#### WHAT TO PRODUCE
Reproduce the data that follows in its entirety, character for character.

#### DATA LISTING
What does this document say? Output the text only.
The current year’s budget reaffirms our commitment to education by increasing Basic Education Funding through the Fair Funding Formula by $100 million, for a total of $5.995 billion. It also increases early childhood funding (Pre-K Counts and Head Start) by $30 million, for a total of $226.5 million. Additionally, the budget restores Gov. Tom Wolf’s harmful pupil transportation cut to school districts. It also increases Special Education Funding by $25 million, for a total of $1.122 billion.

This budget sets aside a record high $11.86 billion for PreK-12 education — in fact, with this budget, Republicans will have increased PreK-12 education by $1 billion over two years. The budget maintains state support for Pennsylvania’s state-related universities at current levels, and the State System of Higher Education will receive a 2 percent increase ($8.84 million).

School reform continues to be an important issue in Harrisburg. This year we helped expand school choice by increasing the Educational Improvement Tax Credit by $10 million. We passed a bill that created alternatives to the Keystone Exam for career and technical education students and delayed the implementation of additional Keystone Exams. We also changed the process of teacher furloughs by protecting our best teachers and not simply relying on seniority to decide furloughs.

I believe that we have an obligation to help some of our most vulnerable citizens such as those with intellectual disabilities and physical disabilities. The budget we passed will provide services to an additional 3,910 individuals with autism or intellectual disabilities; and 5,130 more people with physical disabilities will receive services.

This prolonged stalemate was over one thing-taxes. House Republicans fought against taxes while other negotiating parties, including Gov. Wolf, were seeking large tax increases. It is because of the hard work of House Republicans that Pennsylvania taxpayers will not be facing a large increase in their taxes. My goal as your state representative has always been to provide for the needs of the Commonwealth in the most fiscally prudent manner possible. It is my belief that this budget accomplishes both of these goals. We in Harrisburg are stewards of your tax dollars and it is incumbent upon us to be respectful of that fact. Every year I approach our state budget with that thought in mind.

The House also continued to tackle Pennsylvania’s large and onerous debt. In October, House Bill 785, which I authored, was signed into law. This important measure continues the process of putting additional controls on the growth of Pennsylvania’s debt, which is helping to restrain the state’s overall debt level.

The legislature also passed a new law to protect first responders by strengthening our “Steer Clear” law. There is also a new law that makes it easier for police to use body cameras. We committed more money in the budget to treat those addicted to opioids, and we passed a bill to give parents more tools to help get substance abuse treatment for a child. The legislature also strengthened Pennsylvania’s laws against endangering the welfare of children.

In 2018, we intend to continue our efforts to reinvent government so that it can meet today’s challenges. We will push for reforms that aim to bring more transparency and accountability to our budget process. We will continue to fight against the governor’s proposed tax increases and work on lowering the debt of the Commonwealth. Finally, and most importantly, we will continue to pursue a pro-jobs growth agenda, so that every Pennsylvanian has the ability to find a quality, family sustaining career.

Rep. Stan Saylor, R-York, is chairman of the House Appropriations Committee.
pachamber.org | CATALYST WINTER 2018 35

#### ANSWER TO THE PROBLEM
What does this document say? Output the text only.
The current year’s budget reaffirms our commitment to education by increasing Basic Education Funding through the Fair Funding Formula by $100 million, for a total of $5.995 billion. It also increases early childhood funding (Pre-K Counts and Head Start) by $30 million, for a total of $226.5 million. Additionally, the budget restores Gov. Tom Wolf’s harmful pupil transportation cut to school districts. It also increases Special Education Funding by $25 million, for a total of $1.122 billion.

This budget sets aside a record high $11.86 billion for PreK-12 education — in fact, with this budget, Republicans will have increased PreK-12 education by $1 billion over two years. The budget maintains state support for Pennsylvania’s state-related universities at current levels, and the State System of Higher Education will receive a 2 percent increase ($8.84 million).

School reform continues to be an important issue in Harrisburg. This year we helped expand school choice by increasing the Educational Improvement Tax Credit by $10 million. We passed a bill that created alternatives to the Keystone Exam for career and technical education students and delayed the implementation of additional Keystone Exams. We also changed the process of teacher furloughs by protecting our best teachers and not simply relying on seniority to decide furloughs.

I believe that we have an obligation to help some of our most vulnerable citizens such as those with intellectual disabilities and physical disabilities. The budget we passed will provide services to an additional 3,910 individuals with autism or intellectual disabilities; and 5,130 more people with physical disabilities will receive services.

This prolonged stalemate was over one thing-taxes. House Republicans fought against taxes while other negotiating parties, including Gov. Wolf, were seeking large tax increases. It is because of the hard work of House Republicans that Pennsylvania taxpayers will not be facing a large increase in their taxes. My goal as your state representative has always been to provide for the needs of the Commonwealth in the most fiscally prudent manner possible. It is my belief that this budget accomplishes both of these goals. We in Harrisburg are stewards of your tax dollars and it is incumbent upon us to be respectful of that fact. Every year I approach our state budget with that thought in mind.

The House also continued to tackle Pennsylvania’s large and onerous debt. In October, House Bill 785, which I authored, was signed into law. This important measure continues the process of putting additional controls on the growth of Pennsylvania’s debt, which is helping to restrain the state’s overall debt level.

The legislature also passed a new law to protect first responders by strengthening our “Steer Clear” law. There is also a new law that makes it easier for police to use body cameras. We committed more money in the budget to treat those addicted to opioids, and we passed a bill to give parents more tools to help get substance abuse treatment for a child. The legislature also strengthened Pennsylvania’s laws against endangering the welfare of children.

In 2018, we intend to continue our efforts to reinvent government so that it can meet today’s challenges. We will push for reforms that aim to bring more transparency and accountability to our budget process. We will continue to fight against the governor’s proposed tax increases and work on lowering the debt of the Commonwealth. Finally, and most importantly, we will continue to pursue a pro-jobs growth agenda, so that every Pennsylvanian has the ability to find a quality, family sustaining career.

Rep. Stan Saylor, R-York, is chairman of the House Appropriations Committee.
pachamber.org | CATALYST WINTER 2018 35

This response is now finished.